Using the records below, locate all lines containing "this" and return them.

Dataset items
==*==

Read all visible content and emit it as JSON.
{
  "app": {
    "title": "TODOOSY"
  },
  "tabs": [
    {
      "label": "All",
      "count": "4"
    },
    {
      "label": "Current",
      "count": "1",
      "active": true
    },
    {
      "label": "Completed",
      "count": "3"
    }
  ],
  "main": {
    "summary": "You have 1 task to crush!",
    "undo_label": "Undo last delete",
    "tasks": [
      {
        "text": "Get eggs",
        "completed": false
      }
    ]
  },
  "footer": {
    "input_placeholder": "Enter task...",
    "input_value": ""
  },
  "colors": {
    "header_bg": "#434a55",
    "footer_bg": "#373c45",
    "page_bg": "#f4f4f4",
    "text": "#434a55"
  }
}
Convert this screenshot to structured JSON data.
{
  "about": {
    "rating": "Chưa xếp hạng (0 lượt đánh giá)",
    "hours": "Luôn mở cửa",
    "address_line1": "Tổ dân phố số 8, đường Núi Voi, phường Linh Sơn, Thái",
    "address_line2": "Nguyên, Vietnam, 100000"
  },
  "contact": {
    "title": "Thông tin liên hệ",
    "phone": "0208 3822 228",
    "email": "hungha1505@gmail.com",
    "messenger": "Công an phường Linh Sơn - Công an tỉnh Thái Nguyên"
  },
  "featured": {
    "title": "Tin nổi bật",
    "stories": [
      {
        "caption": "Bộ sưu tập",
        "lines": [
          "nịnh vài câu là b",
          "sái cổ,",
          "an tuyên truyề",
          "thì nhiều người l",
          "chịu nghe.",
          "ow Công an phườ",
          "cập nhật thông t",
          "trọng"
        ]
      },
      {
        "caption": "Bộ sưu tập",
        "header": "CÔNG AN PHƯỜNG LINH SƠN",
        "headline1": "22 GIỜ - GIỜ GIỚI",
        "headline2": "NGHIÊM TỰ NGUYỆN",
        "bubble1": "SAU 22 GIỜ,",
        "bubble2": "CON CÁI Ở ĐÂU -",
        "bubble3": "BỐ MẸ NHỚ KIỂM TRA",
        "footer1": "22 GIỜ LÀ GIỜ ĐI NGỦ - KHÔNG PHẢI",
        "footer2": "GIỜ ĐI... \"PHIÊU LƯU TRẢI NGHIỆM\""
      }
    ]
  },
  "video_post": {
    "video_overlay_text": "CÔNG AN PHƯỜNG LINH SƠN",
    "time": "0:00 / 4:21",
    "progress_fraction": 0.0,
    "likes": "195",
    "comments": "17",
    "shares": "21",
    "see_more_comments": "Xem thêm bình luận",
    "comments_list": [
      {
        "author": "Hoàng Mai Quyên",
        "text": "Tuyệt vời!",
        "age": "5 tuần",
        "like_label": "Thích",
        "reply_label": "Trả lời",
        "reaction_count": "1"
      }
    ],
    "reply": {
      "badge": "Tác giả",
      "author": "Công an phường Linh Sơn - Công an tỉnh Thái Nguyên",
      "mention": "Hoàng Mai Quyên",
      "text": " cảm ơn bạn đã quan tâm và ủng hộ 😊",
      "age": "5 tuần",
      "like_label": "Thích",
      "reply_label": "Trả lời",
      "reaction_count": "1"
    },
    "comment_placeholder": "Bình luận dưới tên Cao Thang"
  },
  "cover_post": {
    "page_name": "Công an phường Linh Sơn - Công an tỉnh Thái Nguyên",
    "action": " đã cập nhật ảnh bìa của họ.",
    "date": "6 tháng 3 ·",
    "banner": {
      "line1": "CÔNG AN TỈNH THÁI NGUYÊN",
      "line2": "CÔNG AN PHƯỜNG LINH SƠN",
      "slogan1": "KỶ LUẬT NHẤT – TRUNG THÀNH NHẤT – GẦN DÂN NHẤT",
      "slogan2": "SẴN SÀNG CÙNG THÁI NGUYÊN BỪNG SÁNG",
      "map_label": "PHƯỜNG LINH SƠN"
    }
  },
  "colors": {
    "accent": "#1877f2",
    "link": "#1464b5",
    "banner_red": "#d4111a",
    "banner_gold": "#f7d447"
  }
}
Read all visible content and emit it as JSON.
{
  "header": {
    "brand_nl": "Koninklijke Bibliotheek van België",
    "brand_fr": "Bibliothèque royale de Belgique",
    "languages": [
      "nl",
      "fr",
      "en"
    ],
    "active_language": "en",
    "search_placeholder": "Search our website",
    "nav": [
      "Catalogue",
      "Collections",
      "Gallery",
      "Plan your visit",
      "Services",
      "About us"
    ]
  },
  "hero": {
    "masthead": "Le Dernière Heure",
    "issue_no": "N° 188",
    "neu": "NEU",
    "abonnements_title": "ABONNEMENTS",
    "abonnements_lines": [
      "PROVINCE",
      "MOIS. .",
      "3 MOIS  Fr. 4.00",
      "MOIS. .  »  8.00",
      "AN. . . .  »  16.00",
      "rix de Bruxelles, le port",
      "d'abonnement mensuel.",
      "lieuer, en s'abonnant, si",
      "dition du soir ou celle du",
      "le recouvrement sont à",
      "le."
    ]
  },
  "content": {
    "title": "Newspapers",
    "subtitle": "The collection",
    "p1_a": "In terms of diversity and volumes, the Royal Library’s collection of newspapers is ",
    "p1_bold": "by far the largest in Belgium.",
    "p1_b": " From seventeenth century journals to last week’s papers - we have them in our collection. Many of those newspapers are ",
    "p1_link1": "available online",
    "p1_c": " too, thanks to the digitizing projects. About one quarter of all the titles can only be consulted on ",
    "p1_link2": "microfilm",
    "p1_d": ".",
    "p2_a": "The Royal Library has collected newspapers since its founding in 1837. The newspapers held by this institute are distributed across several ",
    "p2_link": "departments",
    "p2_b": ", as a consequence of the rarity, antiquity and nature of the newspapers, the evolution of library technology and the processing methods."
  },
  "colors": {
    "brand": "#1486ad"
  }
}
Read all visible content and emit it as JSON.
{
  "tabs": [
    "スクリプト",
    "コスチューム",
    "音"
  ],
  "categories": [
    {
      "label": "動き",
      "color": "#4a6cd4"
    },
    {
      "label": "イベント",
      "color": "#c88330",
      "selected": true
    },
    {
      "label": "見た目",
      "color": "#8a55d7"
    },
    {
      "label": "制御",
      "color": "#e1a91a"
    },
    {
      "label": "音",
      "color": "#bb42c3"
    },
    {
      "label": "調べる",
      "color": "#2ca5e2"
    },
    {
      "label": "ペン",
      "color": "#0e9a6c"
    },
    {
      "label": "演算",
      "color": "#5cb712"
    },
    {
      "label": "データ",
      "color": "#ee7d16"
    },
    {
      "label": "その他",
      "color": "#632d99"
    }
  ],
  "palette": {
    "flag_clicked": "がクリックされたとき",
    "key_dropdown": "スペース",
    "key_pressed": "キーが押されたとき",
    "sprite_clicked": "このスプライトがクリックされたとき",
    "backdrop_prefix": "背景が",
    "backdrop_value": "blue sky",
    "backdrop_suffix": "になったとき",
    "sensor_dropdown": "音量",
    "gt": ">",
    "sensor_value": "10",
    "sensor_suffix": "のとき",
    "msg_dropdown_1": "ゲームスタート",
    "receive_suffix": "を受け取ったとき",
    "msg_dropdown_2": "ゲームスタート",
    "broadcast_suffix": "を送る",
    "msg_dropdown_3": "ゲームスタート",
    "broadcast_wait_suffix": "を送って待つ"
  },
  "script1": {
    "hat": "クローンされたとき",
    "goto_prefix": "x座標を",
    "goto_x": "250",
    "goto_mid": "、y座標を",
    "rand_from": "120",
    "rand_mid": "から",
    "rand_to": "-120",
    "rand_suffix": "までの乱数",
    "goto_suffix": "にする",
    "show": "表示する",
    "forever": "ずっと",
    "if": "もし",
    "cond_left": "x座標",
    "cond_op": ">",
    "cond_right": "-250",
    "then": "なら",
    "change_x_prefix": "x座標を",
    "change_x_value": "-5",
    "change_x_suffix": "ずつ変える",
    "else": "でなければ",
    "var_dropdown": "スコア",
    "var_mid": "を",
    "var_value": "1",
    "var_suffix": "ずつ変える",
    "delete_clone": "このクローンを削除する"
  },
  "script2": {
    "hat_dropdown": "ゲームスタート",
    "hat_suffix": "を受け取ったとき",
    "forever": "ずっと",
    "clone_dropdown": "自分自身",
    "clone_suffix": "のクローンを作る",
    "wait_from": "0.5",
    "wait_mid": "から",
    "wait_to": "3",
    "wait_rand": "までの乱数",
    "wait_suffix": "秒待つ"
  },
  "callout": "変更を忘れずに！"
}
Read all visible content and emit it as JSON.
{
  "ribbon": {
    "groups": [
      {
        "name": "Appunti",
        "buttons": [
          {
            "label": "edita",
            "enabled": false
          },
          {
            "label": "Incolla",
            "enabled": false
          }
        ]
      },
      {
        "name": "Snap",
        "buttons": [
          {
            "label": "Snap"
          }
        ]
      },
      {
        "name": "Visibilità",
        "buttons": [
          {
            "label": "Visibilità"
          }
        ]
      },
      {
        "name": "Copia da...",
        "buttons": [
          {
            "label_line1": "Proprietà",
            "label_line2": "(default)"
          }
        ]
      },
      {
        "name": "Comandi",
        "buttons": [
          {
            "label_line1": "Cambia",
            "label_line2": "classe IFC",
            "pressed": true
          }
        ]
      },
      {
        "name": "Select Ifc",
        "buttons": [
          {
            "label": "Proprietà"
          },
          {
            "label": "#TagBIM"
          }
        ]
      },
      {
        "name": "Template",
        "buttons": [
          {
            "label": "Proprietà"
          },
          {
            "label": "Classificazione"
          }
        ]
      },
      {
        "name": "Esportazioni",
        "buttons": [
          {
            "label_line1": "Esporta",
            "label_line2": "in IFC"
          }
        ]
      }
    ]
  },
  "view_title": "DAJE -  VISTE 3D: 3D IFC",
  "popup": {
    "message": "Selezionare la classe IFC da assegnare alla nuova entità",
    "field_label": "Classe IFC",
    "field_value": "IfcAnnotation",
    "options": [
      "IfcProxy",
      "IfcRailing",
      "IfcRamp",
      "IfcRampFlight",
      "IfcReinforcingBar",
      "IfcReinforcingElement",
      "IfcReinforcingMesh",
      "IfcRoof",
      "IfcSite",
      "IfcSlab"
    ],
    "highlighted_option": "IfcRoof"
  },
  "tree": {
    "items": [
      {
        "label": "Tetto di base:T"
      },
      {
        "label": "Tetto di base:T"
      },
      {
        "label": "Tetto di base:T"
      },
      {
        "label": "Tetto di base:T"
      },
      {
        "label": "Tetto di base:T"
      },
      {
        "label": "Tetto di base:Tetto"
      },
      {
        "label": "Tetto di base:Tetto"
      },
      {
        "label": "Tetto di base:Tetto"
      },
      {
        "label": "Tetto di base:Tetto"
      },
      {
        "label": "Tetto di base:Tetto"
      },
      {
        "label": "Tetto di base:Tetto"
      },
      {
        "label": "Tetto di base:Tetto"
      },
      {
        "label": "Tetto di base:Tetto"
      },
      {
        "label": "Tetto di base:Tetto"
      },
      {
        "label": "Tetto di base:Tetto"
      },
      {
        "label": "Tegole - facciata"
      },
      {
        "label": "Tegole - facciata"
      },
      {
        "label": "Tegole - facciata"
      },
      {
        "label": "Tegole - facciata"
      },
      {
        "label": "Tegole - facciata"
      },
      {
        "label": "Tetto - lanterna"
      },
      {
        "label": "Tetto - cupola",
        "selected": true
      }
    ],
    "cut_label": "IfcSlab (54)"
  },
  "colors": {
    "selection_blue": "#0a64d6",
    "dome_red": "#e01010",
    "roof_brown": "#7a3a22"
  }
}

==*==

REPLY
Convert this screenshot to structured JSON data.
    "p2_a": "The Royal Library has collected newspapers since its founding in 1837. The newspapers held by this institute are distributed across several ",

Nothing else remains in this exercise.